List each line of the data in which the string "watermark" appears.
>> begin RECORDS SUPPLIED
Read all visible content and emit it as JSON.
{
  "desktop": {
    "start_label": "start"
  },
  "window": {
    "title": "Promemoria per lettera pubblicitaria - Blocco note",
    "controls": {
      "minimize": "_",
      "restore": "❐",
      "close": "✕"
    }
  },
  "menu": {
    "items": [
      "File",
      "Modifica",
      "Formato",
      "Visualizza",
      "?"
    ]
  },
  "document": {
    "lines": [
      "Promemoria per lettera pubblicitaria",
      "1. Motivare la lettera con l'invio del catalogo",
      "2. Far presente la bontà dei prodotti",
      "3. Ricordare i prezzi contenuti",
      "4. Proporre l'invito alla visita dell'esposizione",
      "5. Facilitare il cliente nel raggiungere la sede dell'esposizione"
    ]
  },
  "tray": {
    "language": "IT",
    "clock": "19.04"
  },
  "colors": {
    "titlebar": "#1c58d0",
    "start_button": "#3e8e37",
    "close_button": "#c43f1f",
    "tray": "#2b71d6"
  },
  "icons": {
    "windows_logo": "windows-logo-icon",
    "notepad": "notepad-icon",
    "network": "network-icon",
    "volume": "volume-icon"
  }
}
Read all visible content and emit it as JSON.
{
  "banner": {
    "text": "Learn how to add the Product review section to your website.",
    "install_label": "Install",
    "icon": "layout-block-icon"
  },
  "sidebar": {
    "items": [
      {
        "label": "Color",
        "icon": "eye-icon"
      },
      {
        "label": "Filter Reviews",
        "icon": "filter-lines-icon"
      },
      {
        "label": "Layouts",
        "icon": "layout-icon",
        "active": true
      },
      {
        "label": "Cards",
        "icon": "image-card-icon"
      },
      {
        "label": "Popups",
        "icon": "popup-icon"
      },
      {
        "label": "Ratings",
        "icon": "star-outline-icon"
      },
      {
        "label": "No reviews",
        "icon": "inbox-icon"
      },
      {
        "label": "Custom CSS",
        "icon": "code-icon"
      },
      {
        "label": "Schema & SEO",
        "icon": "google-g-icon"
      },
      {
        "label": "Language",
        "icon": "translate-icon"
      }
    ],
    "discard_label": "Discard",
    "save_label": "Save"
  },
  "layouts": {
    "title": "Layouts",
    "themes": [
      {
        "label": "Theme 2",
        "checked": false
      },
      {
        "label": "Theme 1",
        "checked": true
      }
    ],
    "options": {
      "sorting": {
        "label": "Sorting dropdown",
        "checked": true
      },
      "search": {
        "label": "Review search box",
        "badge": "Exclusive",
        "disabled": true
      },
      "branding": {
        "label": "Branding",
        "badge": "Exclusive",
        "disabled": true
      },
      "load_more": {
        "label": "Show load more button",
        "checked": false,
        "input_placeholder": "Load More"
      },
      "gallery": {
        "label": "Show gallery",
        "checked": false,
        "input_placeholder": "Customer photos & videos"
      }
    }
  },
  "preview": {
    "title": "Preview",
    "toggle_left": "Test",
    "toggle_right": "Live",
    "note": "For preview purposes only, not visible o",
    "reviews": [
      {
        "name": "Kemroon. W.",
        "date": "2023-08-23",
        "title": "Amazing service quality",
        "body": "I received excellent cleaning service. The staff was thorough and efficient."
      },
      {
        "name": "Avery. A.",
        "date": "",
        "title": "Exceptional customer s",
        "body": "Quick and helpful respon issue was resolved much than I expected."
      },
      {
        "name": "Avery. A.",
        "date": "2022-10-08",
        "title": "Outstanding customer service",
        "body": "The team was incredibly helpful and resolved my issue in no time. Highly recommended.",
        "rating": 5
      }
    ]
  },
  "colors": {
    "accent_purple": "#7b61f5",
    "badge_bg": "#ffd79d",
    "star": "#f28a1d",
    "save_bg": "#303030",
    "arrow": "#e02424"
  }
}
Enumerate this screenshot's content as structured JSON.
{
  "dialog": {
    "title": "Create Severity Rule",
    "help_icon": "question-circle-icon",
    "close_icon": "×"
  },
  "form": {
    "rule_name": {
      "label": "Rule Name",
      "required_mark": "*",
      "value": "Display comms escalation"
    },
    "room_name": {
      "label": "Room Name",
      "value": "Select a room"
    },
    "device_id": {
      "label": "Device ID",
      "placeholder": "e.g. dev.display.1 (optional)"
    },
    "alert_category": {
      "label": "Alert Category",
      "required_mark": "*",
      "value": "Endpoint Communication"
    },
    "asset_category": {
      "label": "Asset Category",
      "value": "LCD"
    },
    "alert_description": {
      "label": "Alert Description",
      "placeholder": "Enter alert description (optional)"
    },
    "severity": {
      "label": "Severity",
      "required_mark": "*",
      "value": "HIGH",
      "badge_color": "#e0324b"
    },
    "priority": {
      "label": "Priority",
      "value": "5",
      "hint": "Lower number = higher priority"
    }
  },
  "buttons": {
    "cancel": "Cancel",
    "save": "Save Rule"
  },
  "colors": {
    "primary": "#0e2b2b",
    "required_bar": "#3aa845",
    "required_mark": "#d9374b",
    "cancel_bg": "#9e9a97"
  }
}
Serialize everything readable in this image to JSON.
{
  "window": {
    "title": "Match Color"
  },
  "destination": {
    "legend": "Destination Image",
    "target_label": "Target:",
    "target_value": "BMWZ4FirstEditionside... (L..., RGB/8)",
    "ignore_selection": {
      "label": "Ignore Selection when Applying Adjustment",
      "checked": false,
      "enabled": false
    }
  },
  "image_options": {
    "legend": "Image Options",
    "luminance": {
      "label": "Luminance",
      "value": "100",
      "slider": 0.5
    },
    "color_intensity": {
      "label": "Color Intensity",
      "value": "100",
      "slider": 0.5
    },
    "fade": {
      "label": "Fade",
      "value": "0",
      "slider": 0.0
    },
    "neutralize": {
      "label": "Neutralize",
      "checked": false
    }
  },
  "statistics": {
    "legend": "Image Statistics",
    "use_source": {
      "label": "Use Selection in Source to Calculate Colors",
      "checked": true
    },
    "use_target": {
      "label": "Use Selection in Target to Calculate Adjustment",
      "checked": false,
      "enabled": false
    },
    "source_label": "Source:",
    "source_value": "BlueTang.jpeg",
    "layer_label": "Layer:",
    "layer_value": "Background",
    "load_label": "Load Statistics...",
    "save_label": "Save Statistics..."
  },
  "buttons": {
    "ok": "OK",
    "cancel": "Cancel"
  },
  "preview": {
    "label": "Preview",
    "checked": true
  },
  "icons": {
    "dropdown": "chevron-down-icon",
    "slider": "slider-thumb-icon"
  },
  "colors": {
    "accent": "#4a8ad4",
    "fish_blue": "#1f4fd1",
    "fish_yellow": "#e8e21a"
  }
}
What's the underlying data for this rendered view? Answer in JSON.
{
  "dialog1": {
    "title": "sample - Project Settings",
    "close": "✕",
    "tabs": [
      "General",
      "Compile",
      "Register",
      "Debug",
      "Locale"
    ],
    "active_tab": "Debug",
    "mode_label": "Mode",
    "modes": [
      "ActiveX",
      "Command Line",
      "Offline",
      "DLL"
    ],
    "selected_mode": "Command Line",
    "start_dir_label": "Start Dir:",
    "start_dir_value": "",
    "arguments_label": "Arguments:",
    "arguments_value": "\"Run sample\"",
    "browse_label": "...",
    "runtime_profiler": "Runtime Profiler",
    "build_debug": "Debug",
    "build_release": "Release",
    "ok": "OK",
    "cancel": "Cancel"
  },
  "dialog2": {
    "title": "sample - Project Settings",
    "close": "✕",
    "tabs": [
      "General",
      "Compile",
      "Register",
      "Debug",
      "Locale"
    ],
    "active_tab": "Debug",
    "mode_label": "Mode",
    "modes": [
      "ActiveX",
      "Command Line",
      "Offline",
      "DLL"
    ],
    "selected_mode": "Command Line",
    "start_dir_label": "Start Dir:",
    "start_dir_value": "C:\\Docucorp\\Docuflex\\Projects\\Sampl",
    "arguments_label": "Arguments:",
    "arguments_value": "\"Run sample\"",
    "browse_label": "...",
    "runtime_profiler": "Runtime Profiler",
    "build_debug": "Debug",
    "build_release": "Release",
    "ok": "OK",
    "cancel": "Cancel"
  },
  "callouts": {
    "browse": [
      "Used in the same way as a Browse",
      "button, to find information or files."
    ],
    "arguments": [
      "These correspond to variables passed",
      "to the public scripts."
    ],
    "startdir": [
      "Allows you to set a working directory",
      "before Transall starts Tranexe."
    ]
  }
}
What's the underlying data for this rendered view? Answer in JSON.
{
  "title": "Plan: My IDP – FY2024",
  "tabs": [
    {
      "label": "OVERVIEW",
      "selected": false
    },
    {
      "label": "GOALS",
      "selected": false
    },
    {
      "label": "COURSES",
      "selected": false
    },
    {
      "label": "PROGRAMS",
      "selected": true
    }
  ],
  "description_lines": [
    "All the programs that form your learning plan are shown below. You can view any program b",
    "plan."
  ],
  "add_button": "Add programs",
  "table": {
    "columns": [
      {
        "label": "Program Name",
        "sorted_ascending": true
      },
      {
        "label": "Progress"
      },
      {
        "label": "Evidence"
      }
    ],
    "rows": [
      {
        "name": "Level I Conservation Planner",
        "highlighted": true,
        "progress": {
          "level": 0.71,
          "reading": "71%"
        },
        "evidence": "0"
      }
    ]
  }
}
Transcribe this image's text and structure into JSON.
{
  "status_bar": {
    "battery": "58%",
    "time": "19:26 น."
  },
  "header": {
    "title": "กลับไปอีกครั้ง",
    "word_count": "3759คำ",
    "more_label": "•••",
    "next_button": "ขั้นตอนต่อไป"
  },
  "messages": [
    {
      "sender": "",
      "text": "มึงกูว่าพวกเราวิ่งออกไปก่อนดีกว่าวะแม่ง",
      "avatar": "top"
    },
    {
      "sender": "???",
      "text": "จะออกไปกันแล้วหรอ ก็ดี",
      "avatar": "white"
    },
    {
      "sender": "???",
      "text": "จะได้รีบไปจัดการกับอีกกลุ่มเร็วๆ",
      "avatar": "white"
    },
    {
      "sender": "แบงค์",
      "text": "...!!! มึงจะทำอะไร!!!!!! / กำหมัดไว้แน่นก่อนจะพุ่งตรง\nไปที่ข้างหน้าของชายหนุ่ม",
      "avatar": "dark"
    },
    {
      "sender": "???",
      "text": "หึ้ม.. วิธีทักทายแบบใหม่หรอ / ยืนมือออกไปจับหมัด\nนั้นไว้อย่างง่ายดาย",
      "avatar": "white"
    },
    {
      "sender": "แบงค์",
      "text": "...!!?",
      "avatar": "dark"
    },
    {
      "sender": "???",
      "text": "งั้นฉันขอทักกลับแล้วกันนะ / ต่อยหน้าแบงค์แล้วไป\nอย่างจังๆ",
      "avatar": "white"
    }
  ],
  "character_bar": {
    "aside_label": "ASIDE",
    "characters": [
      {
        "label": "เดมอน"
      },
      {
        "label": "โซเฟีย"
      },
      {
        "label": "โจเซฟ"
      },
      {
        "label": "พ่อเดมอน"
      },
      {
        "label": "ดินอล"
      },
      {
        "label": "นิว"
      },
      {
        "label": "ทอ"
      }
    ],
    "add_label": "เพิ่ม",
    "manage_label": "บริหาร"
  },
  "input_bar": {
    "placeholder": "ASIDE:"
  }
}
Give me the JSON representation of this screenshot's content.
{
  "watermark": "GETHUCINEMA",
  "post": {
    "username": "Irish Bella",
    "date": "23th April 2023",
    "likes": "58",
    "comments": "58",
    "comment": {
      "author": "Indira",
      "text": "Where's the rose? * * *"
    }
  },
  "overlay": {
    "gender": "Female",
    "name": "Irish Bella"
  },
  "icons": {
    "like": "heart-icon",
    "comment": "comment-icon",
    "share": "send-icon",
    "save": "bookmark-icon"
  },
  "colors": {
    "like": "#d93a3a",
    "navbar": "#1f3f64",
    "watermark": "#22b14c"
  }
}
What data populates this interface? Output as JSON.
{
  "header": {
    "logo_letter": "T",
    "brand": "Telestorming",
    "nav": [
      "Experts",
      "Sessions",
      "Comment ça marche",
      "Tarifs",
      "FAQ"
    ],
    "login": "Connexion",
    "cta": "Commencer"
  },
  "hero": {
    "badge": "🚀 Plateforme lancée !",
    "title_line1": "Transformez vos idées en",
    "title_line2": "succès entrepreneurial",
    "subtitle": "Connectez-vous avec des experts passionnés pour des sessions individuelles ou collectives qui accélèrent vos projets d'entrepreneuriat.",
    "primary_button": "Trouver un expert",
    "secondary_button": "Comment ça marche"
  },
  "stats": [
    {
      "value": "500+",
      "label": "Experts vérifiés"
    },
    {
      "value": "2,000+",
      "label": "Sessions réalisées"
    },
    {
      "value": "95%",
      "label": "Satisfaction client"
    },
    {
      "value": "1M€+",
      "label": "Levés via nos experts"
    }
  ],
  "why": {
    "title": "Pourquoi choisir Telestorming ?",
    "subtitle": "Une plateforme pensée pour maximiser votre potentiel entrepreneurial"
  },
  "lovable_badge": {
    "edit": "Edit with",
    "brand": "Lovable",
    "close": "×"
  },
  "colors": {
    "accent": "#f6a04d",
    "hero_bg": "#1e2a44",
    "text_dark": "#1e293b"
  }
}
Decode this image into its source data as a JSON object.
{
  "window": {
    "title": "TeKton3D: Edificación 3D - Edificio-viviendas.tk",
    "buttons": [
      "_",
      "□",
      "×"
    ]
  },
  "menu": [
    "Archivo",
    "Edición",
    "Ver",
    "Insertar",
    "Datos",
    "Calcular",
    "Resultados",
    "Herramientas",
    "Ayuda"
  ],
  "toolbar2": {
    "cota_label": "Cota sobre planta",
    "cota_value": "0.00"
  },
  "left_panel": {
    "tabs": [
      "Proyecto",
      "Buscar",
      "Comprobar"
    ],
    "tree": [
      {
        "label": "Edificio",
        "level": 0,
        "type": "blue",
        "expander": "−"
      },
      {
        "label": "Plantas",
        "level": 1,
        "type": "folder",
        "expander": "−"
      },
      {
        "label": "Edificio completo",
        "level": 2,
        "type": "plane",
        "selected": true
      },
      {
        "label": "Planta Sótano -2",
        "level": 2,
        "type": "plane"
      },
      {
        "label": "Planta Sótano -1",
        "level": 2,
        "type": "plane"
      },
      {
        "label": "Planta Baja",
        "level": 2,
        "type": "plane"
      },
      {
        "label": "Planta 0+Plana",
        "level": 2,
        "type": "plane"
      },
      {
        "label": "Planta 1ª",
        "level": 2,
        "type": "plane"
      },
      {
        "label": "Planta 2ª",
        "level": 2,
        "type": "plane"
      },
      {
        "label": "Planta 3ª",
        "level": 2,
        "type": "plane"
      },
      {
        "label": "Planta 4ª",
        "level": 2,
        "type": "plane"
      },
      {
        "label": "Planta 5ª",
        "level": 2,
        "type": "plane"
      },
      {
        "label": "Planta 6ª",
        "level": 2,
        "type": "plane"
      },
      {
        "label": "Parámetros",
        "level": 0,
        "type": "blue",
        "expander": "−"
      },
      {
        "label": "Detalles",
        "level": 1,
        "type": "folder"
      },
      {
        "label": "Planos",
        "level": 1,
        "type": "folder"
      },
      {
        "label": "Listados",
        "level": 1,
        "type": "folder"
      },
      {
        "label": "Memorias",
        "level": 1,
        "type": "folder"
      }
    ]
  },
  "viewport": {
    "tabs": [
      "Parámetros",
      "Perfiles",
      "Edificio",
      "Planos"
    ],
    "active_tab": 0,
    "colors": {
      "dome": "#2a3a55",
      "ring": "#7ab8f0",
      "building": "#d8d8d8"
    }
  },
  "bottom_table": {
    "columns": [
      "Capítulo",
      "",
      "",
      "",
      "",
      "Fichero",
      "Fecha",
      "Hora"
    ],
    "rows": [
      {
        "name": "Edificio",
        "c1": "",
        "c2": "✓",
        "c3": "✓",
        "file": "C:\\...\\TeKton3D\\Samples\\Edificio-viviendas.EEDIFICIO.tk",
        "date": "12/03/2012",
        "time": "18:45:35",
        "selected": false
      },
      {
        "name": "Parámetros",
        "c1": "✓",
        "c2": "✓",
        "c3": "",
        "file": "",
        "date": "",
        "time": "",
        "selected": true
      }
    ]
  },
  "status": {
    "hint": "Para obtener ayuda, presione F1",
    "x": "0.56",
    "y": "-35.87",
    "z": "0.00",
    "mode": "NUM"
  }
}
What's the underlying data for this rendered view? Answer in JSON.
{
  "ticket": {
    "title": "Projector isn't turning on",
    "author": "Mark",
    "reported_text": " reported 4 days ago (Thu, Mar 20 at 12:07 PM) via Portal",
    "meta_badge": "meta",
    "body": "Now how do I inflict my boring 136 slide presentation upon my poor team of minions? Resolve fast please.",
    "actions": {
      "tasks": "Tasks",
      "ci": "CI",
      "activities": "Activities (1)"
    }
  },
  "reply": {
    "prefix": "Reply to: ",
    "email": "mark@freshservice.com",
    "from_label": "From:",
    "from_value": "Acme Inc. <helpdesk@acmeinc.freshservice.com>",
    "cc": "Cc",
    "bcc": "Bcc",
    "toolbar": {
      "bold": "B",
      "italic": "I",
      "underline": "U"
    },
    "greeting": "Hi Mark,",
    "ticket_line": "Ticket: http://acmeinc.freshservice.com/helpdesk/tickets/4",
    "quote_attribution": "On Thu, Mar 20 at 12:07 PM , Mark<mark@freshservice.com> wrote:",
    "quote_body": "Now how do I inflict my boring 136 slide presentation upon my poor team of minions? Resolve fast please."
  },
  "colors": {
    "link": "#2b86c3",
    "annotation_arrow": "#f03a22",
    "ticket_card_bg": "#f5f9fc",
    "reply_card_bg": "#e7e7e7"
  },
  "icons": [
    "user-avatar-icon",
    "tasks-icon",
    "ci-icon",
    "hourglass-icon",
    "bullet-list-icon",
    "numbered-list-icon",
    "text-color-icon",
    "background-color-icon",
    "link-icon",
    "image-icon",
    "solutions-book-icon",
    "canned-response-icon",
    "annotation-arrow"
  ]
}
>> end RECORDS SUPPLIED
● **THE ANSWER**
  "watermark": "GETHUCINEMA",
    "watermark": "#22b14c"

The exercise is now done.